** BEGIN MATERIAL PROVIDED **

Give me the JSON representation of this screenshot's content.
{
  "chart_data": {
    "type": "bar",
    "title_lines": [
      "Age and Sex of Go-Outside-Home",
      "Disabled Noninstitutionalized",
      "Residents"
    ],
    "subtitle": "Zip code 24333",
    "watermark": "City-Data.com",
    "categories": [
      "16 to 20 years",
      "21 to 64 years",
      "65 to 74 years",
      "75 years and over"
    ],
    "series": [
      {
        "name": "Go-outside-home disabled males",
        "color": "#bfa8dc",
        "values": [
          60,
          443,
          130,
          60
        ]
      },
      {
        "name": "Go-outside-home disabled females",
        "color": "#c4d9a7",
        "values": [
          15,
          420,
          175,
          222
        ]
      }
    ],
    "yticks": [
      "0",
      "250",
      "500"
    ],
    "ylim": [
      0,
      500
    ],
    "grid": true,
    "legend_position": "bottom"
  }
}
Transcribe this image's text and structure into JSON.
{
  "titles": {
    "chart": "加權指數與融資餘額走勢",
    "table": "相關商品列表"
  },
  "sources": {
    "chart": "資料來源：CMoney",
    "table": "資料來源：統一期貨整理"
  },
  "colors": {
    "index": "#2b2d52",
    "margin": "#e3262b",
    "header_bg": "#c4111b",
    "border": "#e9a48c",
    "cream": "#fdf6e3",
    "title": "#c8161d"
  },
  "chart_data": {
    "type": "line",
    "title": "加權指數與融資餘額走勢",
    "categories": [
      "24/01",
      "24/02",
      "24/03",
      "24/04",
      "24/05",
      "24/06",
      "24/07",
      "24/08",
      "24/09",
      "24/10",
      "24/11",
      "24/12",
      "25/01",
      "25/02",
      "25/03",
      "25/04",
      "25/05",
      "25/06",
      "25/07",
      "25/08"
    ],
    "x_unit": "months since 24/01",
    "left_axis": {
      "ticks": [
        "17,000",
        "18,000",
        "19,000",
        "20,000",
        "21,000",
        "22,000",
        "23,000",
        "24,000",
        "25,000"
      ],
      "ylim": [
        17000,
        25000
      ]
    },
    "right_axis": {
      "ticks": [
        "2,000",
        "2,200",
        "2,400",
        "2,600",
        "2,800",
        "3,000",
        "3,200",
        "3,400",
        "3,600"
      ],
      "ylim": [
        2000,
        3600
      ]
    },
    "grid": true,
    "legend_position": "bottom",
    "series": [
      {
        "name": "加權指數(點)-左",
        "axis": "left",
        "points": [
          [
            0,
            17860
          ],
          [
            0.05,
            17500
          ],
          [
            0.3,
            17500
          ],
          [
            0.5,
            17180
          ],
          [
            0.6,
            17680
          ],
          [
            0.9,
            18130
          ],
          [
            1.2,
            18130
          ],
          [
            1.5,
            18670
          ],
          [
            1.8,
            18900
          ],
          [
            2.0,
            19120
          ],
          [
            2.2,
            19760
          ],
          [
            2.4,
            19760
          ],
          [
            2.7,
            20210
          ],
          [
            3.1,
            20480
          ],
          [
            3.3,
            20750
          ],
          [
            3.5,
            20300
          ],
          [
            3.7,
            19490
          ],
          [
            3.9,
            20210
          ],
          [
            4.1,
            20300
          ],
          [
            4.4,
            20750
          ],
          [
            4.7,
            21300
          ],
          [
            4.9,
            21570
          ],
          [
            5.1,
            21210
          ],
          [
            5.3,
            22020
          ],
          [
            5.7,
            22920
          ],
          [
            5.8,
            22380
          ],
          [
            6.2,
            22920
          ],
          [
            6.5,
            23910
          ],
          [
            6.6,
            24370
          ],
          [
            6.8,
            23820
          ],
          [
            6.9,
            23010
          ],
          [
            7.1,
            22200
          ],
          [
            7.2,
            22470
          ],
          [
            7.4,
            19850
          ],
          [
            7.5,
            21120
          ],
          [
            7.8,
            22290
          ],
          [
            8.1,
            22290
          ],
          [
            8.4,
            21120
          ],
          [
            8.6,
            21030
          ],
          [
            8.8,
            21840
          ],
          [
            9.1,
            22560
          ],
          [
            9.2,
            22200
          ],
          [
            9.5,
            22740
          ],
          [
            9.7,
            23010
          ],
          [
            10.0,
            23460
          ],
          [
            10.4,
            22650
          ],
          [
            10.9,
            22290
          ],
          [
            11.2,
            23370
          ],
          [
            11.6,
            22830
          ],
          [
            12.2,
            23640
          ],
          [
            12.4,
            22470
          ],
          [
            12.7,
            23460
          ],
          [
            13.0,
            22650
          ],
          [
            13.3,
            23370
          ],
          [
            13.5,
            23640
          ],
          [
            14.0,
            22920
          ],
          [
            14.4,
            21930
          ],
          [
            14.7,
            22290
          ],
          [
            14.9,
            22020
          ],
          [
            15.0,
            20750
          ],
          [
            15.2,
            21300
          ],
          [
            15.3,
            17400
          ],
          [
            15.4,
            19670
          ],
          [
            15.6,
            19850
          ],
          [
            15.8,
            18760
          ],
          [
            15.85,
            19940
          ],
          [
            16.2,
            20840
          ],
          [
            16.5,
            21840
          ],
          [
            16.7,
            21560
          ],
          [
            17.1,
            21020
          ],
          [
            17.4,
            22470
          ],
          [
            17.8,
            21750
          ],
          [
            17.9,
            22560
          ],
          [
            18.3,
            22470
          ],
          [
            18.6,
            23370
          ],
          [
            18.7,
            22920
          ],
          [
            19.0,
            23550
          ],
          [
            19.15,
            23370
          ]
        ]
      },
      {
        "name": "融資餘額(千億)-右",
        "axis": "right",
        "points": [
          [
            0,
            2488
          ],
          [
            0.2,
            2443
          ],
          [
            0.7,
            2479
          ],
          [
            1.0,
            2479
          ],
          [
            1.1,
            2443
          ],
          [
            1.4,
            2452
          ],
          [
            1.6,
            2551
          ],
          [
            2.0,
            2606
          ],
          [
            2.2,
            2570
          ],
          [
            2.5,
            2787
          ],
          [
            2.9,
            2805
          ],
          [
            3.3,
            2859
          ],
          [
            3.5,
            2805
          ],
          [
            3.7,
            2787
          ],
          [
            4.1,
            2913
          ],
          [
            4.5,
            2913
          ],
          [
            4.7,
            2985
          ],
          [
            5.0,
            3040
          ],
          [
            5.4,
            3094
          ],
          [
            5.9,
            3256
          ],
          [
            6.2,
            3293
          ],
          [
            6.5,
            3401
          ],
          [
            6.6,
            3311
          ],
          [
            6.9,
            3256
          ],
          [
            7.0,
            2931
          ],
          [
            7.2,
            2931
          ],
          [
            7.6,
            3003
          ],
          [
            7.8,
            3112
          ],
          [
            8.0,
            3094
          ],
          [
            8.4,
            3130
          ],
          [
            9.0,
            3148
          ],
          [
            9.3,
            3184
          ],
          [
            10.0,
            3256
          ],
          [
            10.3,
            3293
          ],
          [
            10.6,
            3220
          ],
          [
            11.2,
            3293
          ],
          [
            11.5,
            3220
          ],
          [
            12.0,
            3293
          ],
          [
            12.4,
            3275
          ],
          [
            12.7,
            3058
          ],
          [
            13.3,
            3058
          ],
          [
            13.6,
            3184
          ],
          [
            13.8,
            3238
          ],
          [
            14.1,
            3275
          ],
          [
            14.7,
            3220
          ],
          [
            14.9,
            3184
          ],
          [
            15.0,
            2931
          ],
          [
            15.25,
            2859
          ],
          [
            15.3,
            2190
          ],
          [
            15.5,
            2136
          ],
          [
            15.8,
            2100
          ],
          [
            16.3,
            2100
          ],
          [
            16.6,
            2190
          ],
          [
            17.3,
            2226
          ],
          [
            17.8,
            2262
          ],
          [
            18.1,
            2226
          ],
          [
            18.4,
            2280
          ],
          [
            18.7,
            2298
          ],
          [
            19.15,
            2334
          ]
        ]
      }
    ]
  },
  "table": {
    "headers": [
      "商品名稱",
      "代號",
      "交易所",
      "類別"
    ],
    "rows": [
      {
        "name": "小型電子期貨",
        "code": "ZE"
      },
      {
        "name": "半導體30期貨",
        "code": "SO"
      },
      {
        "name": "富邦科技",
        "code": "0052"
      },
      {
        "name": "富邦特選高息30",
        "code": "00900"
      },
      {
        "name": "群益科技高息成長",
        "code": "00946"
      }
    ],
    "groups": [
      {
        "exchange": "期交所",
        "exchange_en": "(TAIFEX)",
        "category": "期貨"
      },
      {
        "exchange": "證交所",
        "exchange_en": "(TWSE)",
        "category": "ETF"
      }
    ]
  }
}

** END MATERIAL PROVIDED **

- TASK TO CARRY OUT
Answer with one number: how many lines in the listing hold "name".

- RESPONSE
9